WHAT IS EXPECTED >> Each line in the entries below that holds the string "Church" is to be listed.

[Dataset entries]
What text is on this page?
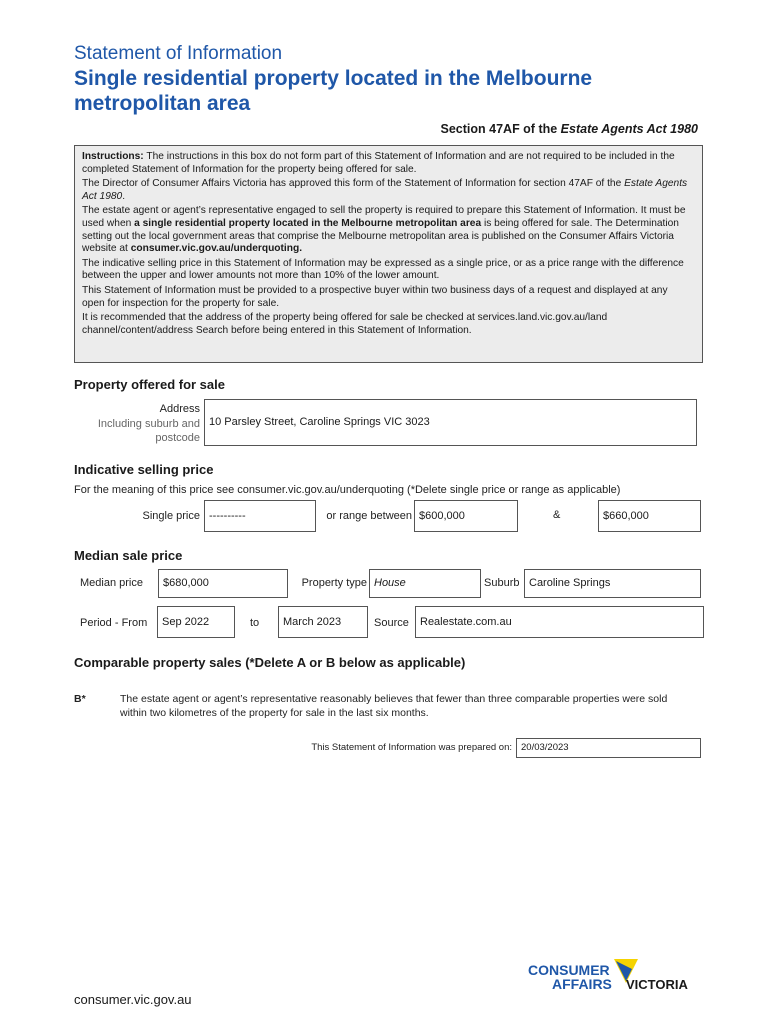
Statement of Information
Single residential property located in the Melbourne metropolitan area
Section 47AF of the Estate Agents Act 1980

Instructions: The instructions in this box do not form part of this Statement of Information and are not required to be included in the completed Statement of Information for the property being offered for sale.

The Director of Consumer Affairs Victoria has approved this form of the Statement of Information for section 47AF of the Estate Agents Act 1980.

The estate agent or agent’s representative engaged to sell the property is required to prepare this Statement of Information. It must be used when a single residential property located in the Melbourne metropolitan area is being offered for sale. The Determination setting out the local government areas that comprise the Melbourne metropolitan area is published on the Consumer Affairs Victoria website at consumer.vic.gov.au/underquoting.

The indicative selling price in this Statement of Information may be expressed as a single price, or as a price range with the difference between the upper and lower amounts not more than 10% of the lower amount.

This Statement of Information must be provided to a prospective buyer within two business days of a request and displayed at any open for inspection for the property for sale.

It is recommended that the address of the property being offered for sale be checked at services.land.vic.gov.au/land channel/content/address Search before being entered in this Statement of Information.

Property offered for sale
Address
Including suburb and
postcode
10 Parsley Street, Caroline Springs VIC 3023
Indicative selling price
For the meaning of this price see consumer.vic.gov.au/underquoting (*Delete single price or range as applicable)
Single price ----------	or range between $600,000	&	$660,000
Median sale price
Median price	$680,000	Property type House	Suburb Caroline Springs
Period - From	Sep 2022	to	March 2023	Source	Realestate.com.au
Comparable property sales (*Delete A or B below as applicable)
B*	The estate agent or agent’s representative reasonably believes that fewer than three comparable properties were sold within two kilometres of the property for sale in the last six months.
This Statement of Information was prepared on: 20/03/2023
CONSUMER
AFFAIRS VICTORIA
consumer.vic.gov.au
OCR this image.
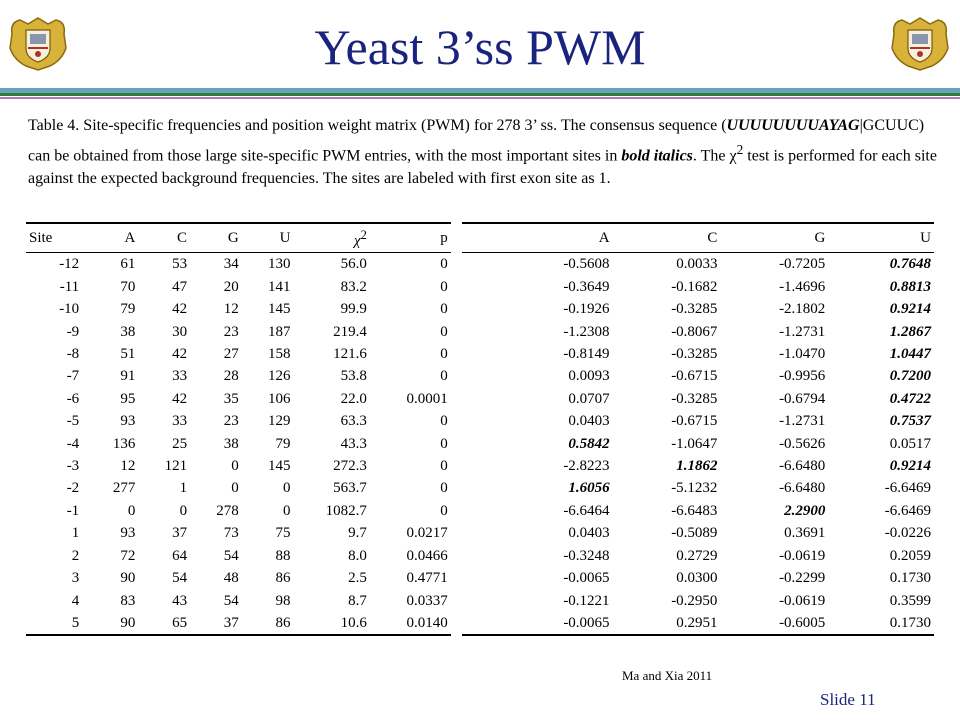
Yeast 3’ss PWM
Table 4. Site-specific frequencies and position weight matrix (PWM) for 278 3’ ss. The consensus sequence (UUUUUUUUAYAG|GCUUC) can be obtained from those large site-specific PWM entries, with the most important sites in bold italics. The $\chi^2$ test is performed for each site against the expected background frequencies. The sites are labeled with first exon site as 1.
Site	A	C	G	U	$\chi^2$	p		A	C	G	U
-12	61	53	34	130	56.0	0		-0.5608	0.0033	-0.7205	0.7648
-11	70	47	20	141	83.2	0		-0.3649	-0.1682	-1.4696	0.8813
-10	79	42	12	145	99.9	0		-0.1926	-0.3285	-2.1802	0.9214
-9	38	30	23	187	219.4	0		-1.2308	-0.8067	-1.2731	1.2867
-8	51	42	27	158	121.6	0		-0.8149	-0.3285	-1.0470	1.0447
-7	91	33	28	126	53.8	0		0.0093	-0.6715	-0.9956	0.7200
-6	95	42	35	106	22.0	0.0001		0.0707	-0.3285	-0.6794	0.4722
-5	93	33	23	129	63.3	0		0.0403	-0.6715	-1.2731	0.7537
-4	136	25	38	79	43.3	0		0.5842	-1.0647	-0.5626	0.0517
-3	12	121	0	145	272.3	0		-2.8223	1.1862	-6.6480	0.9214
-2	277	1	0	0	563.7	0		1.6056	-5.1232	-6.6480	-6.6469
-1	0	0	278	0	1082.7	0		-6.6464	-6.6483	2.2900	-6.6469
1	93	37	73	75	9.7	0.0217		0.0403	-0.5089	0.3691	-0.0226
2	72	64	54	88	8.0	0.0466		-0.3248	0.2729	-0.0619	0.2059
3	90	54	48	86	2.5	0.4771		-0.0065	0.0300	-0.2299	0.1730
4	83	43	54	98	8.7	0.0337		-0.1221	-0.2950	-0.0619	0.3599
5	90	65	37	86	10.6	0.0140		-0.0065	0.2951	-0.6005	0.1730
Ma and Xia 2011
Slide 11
* * *
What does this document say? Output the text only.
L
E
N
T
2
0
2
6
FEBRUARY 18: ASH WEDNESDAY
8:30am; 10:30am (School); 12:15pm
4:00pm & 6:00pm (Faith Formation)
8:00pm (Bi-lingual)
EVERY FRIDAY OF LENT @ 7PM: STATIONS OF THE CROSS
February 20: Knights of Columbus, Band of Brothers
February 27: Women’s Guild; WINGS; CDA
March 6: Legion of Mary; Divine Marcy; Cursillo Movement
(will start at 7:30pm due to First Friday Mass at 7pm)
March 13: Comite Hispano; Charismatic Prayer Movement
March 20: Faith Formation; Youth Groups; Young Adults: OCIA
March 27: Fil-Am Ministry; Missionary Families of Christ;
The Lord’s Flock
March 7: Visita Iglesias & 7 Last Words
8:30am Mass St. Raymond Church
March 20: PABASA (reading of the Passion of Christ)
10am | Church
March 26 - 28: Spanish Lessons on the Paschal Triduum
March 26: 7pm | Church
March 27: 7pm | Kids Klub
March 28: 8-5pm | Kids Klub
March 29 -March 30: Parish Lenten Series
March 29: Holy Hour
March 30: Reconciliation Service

ANSWER FOR THIS EXERCISE >>
8:30am Mass St. Raymond Church
10am | Church
March 26: 7pm | Church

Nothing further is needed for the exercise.